- _Exercise directions_
Select from the records below every line that has the word "заболевания" in it.

Data excerpts

####

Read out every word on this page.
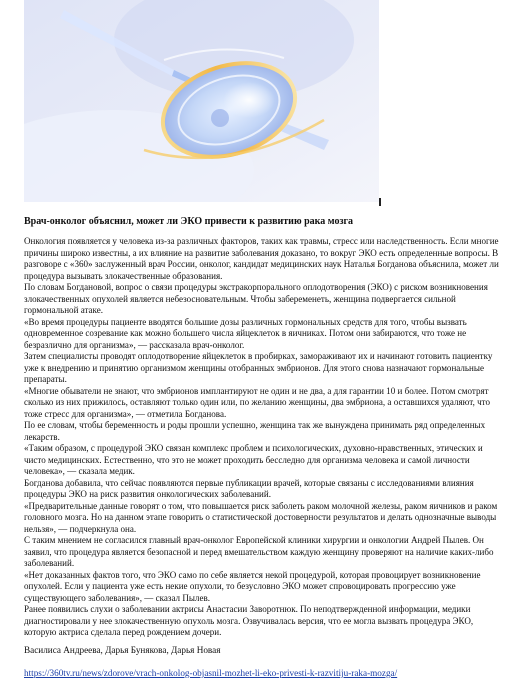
Врач-онколог объяснил, может ли ЭКО привести к развитию рака мозга

Онкология появляется у человека из-за различных факторов, таких как травмы, стресс или наследственность. Если многие причины широко известны, а их влияние на развитие заболевания доказано, то вокруг ЭКО есть определенные вопросы. В разговоре с «360» заслуженный врач России, онколог, кандидат медицинских наук Наталья Богданова объяснила, может ли процедура вызывать злокачественные образования.

По словам Богдановой, вопрос о связи процедуры экстракорпорального оплодотворения (ЭКО) с риском возникновения злокачественных опухолей является небезосновательным. Чтобы забеременеть, женщина подвергается сильной гормональной атаке.

«Во время процедуры пациенте вводятся большие дозы различных гормональных средств для того, чтобы вызвать одновременное созревание как можно большего числа яйцеклеток в яичниках. Потом они забираются, что тоже не безразлично для организма», — рассказала врач-онколог.

Затем специалисты проводят оплодотворение яйцеклеток в пробирках, замораживают их и начинают готовить пациентку уже к внедрению и принятию организмом женщины отобранных эмбрионов. Для этого снова назначают гормональные препараты.

«Многие обыватели не знают, что эмбрионов имплантируют не один и не два, а для гарантии 10 и более. Потом смотрят сколько из них прижилось, оставляют только один или, по желанию женщины, два эмбриона, а оставшихся удаляют, что тоже стресс для организма», — отметила Богданова.

По ее словам, чтобы беременность и роды прошли успешно, женщина так же вынуждена принимать ряд определенных лекарств.

«Таким образом, с процедурой ЭКО связан комплекс проблем и психологических, духовно-нравственных, этических и чисто медицинских. Естественно, что это не может проходить бесследно для организма человека и самой личности человека», — сказала медик.

Богданова добавила, что сейчас появляются первые публикации врачей, которые связаны с исследованиями влияния процедуры ЭКО на риск развития онкологических заболеваний.

«Предварительные данные говорят о том, что повышается риск заболеть раком молочной железы, раком яичников и раком головного мозга. Но на данном этапе говорить о статистической достоверности результатов и делать однозначные выводы нельзя», — подчеркнула она.

С таким мнением не согласился главный врач-онколог Европейской клиники хирургии и онкологии Андрей Пылев. Он заявил, что процедура является безопасной и перед вмешательством каждую женщину проверяют на наличие каких-либо заболеваний.

«Нет доказанных фактов того, что ЭКО само по себе является некой процедурой, которая провоцирует возникновение опухолей. Если у пациента уже есть некие опухоли, то безусловно ЭКО может спровоцировать прогрессию уже существующего заболевания», — сказал Пылев.

Ранее появились слухи о заболевании актрисы Анастасии Заворотнюк. По неподтвержденной информации, медики диагностировали у нее злокачественную опухоль мозга. Озвучивалась версия, что ее могла вызвать процедура ЭКО, которую актриса сделала перед рождением дочери.

Василиса Андреева, Дарья Бунякова, Дарья Новая
https://360tv.ru/news/zdorove/vrach-onkolog-objasnil-mozhet-li-eko-privesti-k-razvitiju-raka-mozga/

####

- _Full output_
Онкология появляется у человека из-за различных факторов, таких как травмы, стресс или наследственность. Если многие причины широко известны, а их влияние на развитие заболевания доказано, то вокруг ЭКО есть определенные вопросы. В разговоре с «360» заслуженный врач России, онколог, кандидат медицинских наук Наталья Богданова объяснила, может ли процедура вызывать злокачественные образования.
«Нет доказанных фактов того, что ЭКО само по себе является некой процедурой, которая провоцирует возникновение опухолей. Если у пациента уже есть некие опухоли, то безусловно ЭКО может спровоцировать прогрессию уже существующего заболевания», — сказал Пылев.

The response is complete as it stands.